# What the task requires
Return each line of the listing that contains the string "Market".

>> Start Task input

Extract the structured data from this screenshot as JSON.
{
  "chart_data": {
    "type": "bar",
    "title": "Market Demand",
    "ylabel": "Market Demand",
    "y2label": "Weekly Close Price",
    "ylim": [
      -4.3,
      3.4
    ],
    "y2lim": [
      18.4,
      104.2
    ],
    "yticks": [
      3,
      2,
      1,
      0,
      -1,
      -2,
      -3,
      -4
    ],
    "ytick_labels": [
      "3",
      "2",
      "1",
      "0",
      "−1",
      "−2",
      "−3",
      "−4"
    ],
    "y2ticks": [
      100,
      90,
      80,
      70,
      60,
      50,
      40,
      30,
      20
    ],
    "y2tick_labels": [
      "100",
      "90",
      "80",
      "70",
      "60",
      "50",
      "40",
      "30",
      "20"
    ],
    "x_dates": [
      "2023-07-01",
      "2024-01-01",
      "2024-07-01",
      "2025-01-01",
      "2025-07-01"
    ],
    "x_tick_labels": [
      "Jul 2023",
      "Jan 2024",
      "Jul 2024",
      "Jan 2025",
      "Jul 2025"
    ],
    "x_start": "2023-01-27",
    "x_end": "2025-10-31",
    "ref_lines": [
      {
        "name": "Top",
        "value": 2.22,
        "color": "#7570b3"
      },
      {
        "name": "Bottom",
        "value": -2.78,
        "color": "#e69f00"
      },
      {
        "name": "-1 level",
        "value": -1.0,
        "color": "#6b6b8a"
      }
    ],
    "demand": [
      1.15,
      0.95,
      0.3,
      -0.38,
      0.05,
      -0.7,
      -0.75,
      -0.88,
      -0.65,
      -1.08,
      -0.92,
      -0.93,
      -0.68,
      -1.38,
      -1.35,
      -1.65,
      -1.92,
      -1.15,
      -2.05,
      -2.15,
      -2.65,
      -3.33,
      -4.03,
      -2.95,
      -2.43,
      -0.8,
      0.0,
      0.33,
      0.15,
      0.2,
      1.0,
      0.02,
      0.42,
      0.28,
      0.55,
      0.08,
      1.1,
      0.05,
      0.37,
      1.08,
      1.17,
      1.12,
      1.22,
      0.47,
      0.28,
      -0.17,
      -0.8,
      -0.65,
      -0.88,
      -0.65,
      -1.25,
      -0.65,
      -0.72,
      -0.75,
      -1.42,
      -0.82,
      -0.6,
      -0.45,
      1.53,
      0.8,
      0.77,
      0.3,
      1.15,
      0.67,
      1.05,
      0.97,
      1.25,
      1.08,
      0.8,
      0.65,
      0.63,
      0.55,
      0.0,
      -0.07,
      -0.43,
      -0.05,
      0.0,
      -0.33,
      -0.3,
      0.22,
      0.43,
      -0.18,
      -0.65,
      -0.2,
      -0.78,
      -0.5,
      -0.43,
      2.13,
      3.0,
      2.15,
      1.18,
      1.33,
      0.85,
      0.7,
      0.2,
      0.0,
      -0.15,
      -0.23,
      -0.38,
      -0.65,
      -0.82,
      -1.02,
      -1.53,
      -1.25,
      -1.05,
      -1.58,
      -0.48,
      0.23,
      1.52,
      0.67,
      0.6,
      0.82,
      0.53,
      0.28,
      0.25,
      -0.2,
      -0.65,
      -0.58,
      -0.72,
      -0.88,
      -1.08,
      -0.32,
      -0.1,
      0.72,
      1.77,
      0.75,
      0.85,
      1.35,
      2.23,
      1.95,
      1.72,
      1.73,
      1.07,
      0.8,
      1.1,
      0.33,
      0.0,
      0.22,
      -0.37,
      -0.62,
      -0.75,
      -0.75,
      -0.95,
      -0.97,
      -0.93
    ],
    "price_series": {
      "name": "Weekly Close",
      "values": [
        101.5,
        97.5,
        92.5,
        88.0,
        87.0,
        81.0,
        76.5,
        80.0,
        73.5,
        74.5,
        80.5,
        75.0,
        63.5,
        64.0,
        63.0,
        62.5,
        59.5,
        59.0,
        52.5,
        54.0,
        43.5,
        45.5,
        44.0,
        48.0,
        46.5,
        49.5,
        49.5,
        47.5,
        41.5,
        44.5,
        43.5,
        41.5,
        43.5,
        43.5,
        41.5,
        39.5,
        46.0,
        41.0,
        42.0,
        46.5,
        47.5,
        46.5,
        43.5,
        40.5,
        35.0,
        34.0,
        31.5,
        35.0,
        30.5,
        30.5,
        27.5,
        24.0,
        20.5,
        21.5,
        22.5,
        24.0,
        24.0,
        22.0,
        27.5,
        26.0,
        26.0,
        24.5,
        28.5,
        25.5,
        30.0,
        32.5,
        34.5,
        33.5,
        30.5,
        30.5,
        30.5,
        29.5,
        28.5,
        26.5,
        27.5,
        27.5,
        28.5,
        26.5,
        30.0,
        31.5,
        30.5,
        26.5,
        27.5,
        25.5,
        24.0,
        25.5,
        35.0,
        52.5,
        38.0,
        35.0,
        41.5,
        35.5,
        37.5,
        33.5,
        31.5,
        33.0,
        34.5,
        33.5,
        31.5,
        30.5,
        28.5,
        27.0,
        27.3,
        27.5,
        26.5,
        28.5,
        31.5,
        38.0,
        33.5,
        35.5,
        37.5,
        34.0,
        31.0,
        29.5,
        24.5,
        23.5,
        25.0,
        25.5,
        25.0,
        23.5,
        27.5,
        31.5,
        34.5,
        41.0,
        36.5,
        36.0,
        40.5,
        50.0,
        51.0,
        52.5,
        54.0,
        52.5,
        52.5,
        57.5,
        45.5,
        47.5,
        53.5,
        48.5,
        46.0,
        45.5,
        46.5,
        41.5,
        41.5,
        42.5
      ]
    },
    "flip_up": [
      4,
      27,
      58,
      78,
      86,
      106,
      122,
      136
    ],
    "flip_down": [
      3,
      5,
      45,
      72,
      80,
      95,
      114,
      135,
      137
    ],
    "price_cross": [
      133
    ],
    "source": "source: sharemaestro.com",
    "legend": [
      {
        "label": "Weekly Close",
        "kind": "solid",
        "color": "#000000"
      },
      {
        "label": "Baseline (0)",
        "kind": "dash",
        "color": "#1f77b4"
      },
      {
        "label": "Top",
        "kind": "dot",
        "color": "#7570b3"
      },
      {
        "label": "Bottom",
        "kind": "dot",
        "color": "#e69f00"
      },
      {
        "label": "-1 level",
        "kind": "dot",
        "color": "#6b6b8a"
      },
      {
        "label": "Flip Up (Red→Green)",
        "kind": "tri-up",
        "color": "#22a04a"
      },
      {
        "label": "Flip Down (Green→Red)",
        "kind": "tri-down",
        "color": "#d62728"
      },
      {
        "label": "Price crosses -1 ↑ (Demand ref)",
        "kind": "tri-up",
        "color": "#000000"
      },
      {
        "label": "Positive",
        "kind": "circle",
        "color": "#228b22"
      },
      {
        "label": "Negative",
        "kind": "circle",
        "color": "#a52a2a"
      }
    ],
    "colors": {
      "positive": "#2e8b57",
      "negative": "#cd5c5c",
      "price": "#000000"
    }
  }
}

>> End Task input

# Task output
    "title": "Market Demand",
    "ylabel": "Market Demand",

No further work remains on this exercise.